[Rows from a dataset]
----------
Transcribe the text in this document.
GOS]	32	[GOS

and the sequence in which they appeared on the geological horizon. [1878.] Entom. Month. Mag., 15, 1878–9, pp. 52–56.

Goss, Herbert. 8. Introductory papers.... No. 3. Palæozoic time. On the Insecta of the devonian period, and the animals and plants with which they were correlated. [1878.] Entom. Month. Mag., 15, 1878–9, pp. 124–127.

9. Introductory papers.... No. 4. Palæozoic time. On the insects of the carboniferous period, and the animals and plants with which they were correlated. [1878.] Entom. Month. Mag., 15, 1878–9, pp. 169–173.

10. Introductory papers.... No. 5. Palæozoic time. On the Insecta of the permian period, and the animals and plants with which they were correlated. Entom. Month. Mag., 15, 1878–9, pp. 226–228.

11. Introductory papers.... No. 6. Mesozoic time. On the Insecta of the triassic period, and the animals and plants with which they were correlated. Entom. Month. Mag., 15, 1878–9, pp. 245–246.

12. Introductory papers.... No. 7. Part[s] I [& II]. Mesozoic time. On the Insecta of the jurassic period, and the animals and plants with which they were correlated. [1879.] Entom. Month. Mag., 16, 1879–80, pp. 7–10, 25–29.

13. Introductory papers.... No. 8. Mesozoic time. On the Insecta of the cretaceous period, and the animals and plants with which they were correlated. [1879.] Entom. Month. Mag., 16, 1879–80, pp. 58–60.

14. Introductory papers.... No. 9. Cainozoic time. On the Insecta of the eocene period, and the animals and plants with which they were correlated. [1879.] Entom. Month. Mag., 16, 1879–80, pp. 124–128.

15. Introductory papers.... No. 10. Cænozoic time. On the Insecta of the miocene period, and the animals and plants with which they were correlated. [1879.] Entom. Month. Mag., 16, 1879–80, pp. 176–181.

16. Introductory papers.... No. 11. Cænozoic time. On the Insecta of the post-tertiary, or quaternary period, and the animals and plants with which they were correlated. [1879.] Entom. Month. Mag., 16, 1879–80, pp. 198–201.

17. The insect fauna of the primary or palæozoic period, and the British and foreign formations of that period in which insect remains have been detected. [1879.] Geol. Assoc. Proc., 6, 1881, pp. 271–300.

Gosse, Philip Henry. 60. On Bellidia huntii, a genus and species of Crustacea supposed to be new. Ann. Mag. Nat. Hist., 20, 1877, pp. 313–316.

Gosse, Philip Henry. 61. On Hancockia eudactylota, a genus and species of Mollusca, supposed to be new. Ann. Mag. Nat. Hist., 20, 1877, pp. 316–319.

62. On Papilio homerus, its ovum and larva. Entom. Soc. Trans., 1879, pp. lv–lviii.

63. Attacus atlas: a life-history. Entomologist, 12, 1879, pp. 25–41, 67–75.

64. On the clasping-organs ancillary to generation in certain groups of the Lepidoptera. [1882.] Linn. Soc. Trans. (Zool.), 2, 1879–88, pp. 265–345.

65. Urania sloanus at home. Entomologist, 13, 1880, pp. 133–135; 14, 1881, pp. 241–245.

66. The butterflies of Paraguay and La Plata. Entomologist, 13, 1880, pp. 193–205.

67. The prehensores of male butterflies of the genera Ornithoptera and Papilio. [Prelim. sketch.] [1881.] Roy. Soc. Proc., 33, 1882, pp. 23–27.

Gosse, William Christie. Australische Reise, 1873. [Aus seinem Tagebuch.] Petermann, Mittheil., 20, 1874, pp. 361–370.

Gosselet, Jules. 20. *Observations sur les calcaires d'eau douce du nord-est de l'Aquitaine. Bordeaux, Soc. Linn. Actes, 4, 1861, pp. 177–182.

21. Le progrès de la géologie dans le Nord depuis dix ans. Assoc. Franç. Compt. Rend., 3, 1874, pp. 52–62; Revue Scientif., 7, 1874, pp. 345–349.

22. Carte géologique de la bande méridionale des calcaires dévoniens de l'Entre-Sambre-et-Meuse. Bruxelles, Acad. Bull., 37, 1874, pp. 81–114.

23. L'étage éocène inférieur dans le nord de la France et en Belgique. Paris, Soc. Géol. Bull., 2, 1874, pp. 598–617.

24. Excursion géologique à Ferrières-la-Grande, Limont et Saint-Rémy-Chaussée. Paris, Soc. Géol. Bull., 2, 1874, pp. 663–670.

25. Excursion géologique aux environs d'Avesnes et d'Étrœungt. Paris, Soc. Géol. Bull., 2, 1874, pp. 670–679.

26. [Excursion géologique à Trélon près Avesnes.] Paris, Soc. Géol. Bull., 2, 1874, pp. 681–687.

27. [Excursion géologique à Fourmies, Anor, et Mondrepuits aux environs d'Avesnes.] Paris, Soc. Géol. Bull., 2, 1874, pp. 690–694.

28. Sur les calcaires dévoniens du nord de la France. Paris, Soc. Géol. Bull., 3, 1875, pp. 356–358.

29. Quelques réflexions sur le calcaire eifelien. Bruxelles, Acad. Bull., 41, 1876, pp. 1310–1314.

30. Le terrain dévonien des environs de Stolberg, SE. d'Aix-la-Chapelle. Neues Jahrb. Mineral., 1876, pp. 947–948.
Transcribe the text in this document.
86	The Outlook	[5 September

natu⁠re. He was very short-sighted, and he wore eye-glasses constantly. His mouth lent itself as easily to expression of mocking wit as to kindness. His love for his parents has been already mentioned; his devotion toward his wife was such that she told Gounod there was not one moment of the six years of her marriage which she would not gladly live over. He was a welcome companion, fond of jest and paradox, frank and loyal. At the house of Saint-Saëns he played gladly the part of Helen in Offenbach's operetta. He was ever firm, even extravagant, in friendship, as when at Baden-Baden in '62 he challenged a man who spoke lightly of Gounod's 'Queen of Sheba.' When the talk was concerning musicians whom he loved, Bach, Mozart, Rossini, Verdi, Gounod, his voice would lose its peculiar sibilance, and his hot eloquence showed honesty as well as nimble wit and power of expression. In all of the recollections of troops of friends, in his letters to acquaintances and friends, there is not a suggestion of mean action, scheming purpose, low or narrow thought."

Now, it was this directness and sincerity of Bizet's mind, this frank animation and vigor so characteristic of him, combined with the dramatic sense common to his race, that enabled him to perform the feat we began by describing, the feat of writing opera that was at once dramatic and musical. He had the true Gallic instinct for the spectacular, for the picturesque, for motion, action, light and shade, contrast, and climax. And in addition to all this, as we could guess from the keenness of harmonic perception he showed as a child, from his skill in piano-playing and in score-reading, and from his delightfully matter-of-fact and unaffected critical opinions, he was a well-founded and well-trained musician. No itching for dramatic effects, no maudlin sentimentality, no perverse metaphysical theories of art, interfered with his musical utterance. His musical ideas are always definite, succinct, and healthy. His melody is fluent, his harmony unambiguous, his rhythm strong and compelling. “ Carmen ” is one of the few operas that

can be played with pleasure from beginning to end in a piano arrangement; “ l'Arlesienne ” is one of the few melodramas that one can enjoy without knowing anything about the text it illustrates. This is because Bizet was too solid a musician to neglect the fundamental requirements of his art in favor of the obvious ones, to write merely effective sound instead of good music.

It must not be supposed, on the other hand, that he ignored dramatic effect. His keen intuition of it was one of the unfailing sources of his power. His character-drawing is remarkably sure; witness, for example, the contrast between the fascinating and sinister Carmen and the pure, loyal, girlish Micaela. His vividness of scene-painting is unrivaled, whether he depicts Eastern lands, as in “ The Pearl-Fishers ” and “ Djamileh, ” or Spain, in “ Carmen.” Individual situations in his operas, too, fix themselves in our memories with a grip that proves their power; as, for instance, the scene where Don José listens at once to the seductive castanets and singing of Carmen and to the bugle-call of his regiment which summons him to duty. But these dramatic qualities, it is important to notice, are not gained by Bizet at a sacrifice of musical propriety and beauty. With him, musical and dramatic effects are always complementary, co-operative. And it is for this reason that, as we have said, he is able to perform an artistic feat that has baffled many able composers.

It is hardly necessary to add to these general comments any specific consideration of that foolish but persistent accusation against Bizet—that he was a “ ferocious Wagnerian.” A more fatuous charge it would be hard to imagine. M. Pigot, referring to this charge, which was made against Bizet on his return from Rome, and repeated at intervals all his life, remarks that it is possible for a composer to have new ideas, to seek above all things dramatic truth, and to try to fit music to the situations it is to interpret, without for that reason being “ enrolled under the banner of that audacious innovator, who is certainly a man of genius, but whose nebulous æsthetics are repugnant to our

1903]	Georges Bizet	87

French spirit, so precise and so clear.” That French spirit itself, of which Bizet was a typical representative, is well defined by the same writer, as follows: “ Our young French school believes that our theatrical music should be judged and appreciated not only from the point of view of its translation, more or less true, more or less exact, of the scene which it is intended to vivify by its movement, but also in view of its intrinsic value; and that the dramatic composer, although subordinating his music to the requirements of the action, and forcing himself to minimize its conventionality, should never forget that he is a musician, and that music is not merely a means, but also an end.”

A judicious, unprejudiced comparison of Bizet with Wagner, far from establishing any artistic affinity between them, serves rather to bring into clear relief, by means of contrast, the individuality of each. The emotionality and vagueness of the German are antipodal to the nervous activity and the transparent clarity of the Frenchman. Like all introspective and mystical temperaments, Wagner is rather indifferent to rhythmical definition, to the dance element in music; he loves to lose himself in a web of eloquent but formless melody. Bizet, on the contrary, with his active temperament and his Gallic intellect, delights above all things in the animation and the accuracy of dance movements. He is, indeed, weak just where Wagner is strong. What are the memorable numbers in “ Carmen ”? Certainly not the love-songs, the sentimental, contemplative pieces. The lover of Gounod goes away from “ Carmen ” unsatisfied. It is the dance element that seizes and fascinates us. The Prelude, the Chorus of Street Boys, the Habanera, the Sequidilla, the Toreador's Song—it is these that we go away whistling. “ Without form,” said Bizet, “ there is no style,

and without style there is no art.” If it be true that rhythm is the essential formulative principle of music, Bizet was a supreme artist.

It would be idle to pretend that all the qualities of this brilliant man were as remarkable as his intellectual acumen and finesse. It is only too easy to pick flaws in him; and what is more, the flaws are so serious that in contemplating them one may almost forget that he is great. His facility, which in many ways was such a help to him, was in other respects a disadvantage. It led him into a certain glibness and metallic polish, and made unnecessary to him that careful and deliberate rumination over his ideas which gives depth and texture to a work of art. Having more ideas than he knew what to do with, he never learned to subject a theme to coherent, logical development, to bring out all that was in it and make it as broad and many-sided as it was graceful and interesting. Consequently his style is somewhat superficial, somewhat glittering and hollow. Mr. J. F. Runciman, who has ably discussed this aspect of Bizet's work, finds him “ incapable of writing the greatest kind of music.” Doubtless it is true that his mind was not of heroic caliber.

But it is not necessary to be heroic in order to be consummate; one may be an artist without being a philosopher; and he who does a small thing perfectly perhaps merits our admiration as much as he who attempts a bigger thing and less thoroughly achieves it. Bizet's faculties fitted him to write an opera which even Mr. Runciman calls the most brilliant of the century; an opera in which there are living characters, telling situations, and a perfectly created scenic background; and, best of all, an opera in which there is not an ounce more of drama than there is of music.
----------
Stated exercise » Identify the lines that hold the word "Saint". Copy every one of them.

Expected output »
24. Excursion géologique à Ferrières-la-Grande, Limont et Saint-Rémy-Chaussée. Paris, Soc. Géol. Bull., 2, 1874, pp. 663–670.
natu⁠re. He was very short-sighted, and he wore eye-glasses constantly. His mouth lent itself as easily to expression of mocking wit as to kindness. His love for his parents has been already mentioned; his devotion toward his wife was such that she told Gounod there was not one moment of the six years of her marriage which she would not gladly live over. He was a welcome companion, fond of jest and paradox, frank and loyal. At the house of Saint-Saëns he played gladly the part of Helen in Offenbach's operetta. He was ever firm, even extravagant, in friendship, as when at Baden-Baden in '62 he challenged a man who spoke lightly of Gounod's 'Queen of Sheba.' When the talk was concerning musicians whom he loved, Bach, Mozart, Rossini, Verdi, Gounod, his voice would lose its peculiar sibilance, and his hot eloquence showed honesty as well as nimble wit and power of expression. In all of the recollections of troops of friends, in his letters to acquaintances and friends, there is not a suggestion of mean action, scheming purpose, low or narrow thought."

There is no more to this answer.